*What is asked*: Go through the data below and gather each line containing "underlying".

[Figure dataset records]
## Begin

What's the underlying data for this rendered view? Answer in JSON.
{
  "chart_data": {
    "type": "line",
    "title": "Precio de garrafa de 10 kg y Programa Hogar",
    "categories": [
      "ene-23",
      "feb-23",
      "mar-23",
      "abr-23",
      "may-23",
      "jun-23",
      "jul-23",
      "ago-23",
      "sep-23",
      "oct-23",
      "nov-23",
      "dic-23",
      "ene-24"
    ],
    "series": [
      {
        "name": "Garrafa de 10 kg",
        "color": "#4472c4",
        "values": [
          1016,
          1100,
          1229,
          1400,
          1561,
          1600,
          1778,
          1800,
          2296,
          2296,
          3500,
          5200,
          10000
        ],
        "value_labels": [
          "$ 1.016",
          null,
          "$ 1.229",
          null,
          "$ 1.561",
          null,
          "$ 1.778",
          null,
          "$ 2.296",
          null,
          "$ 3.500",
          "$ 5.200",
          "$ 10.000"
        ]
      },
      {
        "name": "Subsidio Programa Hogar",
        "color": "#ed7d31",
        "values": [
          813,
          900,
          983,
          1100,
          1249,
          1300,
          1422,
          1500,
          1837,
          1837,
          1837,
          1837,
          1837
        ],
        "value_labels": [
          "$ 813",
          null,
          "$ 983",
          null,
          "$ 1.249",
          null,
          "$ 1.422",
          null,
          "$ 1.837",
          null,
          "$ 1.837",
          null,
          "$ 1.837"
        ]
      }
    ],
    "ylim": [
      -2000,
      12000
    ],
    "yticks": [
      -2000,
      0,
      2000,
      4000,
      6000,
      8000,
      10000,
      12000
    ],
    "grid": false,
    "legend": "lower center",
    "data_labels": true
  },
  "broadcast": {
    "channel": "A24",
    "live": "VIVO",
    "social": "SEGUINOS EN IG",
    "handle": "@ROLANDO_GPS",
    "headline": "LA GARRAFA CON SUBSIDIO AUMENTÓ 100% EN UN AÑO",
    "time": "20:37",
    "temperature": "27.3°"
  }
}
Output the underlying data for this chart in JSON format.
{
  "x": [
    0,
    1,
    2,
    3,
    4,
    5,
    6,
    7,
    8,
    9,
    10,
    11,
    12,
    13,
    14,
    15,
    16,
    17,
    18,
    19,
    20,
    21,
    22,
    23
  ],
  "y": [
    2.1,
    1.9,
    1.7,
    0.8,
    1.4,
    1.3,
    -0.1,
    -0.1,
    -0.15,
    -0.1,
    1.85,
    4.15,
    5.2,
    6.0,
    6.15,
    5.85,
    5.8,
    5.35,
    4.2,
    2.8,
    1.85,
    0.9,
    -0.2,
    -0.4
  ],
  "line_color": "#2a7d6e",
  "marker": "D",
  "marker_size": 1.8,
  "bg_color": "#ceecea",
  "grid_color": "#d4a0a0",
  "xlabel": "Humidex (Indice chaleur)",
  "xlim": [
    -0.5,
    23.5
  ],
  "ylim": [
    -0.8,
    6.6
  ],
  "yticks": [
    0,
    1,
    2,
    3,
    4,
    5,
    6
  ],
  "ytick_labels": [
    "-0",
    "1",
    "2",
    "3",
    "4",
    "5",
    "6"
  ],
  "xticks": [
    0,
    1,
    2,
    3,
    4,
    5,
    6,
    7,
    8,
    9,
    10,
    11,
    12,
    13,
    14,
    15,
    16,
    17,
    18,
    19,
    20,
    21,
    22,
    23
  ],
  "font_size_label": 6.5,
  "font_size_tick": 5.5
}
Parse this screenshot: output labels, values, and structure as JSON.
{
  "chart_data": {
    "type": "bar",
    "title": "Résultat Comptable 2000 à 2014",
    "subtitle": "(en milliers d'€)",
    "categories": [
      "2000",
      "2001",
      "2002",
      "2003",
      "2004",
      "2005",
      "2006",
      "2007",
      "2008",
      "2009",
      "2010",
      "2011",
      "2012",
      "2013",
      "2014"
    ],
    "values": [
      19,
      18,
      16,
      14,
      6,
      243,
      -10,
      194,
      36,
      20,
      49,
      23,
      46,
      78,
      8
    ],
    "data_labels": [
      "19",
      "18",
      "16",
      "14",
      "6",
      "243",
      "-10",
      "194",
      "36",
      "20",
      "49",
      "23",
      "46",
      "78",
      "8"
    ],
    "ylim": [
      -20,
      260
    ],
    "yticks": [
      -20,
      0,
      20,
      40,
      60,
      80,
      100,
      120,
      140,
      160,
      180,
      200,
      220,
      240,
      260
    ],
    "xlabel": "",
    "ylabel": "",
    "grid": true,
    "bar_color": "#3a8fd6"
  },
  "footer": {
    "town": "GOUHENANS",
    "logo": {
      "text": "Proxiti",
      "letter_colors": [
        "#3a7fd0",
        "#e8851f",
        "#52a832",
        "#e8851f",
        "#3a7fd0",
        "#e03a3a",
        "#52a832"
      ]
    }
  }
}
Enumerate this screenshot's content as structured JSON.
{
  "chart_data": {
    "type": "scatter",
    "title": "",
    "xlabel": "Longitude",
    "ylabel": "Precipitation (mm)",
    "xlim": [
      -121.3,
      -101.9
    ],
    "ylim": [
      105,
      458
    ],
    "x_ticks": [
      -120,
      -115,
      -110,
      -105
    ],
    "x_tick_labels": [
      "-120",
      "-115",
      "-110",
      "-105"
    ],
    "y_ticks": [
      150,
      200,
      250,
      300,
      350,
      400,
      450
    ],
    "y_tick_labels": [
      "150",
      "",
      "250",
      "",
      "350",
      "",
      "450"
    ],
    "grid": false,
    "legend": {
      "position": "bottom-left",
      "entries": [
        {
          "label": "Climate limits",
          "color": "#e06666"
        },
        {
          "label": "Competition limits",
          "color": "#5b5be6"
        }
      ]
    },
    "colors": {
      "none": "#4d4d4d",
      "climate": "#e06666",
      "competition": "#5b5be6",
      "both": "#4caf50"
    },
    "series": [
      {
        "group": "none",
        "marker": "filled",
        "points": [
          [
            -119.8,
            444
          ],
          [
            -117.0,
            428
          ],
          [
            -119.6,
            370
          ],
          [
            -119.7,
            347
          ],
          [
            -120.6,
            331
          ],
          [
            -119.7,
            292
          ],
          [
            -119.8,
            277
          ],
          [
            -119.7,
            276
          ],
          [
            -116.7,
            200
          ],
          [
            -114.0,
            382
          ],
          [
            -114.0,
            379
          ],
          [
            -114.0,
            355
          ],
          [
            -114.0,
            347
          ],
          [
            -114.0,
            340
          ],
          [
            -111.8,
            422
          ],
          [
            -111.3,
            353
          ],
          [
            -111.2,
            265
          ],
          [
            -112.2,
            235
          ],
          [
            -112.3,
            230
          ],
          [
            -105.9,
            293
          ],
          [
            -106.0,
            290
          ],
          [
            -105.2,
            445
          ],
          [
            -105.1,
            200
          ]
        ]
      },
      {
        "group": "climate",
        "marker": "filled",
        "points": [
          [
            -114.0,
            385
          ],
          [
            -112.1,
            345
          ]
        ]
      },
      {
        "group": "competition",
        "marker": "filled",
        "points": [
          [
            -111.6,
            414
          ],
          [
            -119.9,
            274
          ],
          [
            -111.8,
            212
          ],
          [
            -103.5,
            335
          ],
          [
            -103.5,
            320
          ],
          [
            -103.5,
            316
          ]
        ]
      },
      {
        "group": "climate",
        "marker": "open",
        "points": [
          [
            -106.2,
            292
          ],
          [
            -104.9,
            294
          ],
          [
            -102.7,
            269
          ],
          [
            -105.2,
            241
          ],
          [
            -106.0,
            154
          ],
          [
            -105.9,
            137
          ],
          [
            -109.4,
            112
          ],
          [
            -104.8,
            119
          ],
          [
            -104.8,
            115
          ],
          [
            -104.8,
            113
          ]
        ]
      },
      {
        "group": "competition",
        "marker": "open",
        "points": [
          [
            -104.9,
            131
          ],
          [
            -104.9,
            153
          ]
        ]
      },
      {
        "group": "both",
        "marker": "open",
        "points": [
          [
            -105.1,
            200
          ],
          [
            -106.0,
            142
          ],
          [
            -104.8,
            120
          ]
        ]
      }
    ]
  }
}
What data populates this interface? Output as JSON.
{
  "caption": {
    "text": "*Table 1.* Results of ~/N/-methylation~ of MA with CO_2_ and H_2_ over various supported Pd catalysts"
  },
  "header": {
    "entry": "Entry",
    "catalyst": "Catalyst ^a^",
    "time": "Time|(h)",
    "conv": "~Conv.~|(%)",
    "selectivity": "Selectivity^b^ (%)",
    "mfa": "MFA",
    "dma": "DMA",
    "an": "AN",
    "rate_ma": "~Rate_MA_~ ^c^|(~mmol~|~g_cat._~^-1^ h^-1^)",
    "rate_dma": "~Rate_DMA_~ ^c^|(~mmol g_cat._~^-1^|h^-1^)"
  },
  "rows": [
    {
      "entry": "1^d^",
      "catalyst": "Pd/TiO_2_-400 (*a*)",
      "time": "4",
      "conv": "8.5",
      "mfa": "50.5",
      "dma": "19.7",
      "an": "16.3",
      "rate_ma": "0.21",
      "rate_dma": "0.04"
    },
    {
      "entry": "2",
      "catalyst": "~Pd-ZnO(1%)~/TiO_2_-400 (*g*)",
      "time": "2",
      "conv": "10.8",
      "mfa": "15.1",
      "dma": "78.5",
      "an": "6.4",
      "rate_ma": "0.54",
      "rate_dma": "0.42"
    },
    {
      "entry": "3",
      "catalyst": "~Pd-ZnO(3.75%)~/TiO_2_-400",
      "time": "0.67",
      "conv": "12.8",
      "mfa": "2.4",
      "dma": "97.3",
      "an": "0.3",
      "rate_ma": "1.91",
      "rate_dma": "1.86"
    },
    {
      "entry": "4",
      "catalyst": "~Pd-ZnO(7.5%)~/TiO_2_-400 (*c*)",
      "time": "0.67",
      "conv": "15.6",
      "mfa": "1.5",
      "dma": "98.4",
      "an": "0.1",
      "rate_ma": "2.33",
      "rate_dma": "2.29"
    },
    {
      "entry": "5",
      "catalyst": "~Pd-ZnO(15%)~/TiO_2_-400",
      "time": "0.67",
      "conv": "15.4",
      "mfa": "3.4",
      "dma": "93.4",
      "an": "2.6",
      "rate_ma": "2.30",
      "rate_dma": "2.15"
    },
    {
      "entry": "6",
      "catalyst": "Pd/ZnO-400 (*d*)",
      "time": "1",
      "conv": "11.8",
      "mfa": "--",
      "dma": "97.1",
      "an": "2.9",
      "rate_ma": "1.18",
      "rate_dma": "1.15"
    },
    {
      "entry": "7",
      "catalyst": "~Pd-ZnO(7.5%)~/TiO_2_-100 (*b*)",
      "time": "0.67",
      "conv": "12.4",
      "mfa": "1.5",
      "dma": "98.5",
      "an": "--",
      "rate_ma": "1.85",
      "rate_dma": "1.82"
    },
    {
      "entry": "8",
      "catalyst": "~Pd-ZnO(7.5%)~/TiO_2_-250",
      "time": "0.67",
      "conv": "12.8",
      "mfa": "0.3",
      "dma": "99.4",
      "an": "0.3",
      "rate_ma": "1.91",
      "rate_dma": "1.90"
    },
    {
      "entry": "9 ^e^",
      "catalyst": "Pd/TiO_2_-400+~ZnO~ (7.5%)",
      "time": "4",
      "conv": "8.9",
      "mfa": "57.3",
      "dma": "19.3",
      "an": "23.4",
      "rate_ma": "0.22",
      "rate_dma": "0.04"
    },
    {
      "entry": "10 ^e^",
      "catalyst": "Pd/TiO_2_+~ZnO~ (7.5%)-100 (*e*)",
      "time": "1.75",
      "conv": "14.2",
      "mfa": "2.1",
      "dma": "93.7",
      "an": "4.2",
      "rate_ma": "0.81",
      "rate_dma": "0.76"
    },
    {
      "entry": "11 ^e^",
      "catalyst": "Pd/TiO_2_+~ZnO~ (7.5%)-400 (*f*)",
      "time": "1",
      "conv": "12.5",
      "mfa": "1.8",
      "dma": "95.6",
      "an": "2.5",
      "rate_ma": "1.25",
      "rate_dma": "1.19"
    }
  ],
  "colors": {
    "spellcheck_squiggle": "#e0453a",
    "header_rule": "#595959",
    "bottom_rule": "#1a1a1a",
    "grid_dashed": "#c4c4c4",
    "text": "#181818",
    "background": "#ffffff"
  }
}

## End

*Complete output*:
What's the underlying data for this rendered view? Answer in JSON.
Output the underlying data for this chart in JSON format.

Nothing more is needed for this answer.